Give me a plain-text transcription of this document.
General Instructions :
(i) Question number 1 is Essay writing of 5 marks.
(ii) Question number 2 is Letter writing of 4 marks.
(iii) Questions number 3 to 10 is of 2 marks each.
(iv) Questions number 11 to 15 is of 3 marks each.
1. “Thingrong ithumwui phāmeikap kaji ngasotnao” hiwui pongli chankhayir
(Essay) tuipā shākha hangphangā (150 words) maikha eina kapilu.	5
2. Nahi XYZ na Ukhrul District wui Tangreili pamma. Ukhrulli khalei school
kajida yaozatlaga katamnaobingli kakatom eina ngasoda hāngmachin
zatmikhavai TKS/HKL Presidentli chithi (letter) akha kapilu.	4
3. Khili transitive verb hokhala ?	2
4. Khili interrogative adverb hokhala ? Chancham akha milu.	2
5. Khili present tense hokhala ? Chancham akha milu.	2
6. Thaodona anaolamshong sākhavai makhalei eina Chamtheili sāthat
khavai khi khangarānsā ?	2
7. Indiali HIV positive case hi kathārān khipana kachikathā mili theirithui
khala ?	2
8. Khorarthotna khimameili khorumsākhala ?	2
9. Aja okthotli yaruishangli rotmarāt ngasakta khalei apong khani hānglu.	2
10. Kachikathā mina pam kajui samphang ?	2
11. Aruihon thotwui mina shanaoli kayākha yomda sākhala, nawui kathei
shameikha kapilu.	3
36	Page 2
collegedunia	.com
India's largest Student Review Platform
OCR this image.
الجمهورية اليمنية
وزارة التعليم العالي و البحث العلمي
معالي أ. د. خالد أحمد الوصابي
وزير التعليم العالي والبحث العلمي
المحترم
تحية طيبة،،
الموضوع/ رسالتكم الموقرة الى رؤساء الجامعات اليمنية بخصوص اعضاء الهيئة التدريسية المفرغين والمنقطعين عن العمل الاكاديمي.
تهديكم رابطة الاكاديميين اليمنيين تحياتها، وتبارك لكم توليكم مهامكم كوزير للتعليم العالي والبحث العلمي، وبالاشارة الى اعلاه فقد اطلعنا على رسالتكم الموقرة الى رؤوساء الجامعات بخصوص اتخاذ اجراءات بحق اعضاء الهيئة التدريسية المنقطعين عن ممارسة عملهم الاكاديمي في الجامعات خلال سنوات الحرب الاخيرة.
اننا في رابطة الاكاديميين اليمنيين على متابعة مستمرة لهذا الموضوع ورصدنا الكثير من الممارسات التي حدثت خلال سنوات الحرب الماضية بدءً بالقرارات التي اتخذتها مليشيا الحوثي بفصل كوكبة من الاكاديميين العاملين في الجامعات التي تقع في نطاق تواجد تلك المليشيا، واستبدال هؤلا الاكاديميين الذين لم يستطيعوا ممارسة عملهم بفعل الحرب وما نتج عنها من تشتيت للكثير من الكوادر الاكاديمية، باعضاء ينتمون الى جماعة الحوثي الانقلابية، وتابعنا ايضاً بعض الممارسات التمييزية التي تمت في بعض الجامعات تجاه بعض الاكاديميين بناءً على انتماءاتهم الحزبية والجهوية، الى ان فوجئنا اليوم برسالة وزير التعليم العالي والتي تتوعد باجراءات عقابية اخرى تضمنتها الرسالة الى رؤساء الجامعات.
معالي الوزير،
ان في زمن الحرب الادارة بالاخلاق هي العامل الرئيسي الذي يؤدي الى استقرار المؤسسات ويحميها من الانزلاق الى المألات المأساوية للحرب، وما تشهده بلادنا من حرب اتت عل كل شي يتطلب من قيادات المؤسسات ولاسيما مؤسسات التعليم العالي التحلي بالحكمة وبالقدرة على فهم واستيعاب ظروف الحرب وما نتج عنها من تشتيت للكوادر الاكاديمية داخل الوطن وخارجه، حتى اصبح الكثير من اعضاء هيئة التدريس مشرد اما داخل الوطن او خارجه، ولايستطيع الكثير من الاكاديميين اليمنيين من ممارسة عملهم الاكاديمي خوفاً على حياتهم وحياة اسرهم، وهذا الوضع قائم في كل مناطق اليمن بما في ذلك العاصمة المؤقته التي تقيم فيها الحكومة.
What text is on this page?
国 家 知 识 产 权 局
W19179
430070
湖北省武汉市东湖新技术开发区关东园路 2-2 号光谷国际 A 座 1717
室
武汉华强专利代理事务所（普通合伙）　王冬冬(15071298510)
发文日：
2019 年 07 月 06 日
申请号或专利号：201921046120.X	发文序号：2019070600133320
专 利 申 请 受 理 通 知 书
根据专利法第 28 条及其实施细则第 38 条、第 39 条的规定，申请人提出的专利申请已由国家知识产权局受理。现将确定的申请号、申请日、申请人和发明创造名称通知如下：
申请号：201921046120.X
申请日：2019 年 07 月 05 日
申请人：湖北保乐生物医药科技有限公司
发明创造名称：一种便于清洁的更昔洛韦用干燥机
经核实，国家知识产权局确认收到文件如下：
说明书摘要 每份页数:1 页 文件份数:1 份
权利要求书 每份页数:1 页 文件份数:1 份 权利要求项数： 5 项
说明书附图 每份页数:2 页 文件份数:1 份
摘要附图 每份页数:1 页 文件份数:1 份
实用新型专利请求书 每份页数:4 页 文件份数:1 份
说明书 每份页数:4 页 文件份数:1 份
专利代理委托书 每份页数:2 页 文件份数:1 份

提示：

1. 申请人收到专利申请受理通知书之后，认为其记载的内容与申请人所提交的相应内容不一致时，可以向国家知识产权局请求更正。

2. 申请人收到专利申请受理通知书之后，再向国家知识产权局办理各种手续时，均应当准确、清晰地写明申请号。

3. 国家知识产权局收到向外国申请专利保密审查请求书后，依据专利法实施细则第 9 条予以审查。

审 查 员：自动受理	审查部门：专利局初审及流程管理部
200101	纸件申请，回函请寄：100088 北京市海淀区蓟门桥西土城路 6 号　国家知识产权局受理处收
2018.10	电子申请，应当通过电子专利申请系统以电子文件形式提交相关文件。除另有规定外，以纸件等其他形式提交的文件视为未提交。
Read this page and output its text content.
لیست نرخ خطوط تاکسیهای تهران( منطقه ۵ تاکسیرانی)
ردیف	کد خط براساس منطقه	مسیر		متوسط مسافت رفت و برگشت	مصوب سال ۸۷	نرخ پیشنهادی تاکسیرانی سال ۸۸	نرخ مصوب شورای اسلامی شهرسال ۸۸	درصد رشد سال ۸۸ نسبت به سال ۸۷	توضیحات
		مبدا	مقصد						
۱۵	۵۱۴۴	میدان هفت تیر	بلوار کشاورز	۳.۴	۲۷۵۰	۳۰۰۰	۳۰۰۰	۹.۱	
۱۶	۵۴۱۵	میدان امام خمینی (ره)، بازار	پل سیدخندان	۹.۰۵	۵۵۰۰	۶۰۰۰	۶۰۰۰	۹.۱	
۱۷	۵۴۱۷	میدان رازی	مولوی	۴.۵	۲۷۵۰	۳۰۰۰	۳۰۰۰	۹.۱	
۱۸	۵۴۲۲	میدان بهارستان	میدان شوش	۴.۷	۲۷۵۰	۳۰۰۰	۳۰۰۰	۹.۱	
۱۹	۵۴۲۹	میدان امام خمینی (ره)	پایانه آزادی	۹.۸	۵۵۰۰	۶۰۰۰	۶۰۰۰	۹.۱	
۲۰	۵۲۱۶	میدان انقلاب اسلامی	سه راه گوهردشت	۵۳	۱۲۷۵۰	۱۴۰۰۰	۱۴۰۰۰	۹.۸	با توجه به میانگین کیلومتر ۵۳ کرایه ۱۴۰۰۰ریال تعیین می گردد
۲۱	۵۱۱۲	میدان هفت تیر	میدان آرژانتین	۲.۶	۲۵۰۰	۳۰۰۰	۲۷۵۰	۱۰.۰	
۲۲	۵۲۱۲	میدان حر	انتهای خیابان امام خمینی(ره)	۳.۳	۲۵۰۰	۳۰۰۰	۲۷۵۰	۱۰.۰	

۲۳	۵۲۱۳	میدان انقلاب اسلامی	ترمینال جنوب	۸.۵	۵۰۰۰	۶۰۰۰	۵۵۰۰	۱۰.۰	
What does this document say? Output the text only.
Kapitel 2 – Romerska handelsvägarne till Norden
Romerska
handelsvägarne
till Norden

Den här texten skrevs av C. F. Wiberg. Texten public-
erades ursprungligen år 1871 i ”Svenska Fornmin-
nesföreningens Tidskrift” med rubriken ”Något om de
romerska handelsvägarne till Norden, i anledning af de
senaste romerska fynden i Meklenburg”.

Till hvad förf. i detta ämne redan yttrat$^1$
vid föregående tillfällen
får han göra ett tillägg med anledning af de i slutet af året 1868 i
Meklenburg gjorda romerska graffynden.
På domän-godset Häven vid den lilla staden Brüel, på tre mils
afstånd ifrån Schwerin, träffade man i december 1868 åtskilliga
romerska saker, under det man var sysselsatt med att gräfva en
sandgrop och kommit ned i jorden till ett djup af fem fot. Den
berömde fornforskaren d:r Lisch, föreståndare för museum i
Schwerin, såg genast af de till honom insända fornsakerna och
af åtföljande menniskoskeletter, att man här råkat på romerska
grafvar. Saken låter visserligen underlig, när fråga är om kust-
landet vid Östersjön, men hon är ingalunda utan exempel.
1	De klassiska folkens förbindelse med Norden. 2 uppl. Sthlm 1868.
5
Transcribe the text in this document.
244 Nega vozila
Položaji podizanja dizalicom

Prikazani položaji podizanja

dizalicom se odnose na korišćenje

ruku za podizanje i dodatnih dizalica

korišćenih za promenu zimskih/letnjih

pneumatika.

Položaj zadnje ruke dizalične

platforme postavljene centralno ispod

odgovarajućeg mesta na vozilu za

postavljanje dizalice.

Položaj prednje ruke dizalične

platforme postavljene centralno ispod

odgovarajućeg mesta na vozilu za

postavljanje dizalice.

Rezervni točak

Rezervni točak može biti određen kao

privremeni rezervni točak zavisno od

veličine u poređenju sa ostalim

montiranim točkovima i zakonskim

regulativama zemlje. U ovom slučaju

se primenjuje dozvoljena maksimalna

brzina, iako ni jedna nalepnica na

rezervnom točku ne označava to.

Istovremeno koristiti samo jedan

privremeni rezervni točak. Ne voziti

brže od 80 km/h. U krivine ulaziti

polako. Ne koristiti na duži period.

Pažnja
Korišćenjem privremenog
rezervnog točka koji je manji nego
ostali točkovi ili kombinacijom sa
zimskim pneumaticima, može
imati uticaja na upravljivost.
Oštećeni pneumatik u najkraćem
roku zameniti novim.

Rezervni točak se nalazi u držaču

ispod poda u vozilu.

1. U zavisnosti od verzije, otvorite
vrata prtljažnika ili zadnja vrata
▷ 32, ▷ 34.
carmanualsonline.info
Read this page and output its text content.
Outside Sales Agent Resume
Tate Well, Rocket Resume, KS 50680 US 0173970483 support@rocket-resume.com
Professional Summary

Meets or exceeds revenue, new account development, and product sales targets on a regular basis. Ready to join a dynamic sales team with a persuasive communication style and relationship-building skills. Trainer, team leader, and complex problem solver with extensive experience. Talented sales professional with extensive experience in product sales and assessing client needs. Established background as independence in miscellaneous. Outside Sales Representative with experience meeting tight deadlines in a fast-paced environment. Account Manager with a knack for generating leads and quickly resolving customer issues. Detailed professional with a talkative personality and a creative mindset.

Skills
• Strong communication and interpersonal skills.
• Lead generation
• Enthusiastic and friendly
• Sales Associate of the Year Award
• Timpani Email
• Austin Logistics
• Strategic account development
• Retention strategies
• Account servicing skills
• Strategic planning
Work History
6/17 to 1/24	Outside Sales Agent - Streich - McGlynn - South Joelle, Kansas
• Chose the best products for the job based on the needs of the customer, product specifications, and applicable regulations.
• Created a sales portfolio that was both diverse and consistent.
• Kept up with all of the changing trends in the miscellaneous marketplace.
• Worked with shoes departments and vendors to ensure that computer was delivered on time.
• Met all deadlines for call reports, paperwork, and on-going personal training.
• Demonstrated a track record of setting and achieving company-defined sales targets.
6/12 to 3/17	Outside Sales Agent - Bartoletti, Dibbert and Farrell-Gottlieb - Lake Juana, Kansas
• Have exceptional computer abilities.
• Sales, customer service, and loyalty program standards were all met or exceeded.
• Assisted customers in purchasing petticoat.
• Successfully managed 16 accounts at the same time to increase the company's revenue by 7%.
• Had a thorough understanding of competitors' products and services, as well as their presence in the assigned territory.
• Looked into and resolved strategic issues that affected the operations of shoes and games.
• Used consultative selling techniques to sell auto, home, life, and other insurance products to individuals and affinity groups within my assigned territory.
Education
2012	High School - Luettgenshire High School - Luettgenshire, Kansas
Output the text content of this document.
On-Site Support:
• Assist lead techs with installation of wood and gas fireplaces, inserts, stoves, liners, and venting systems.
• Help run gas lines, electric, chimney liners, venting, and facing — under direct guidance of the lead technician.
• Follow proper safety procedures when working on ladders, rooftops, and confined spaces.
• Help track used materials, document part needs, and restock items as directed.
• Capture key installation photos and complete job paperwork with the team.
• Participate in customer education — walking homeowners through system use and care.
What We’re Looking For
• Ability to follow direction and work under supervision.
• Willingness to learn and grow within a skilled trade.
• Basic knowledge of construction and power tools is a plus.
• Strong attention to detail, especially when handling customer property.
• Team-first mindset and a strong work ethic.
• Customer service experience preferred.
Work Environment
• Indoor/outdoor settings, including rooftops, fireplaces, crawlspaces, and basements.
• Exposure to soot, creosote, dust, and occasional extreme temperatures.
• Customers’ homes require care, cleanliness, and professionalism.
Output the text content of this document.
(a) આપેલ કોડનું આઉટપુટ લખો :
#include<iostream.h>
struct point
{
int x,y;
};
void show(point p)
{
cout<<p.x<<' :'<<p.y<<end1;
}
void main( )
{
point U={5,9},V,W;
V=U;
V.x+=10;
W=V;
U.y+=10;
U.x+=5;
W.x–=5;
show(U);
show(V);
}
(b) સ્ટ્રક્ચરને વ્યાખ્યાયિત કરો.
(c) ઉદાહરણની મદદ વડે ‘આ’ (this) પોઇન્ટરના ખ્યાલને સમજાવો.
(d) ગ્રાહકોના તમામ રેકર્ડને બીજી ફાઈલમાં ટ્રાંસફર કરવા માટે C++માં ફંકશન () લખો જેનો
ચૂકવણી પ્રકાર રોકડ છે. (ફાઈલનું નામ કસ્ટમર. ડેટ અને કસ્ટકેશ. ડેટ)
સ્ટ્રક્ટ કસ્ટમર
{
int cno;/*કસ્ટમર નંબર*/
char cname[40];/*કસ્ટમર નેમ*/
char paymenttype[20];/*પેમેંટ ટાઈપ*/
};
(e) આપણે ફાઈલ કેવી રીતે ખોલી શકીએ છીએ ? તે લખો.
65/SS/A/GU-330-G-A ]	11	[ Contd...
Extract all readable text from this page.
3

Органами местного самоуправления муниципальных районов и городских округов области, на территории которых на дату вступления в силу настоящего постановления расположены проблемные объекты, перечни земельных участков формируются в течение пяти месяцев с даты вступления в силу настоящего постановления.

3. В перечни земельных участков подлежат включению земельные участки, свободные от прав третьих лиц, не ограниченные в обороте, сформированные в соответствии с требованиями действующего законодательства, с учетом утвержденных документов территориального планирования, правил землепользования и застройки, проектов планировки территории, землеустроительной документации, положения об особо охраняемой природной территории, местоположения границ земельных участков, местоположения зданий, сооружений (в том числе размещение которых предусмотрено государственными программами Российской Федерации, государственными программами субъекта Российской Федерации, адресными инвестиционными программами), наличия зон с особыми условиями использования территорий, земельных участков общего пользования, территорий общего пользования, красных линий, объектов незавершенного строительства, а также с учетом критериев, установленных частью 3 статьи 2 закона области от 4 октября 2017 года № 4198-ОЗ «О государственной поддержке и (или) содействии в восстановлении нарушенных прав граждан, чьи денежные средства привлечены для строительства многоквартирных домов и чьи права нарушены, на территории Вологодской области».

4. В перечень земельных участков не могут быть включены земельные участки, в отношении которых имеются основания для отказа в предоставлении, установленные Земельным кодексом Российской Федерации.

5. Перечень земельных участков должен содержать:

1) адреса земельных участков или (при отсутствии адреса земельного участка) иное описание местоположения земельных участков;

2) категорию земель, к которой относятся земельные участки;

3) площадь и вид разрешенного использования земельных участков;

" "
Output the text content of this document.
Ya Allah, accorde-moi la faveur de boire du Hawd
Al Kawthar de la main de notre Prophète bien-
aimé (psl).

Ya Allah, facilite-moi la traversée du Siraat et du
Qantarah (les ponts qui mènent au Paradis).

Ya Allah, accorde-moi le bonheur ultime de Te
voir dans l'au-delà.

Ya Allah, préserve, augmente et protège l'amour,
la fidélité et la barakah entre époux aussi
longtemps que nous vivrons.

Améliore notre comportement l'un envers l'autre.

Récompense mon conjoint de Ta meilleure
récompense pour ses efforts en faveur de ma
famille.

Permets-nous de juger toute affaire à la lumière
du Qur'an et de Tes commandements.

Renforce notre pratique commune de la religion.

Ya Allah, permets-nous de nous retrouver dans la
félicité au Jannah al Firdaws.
________________________
In the records above, how many lines contain the string "использования"? State that number only.

2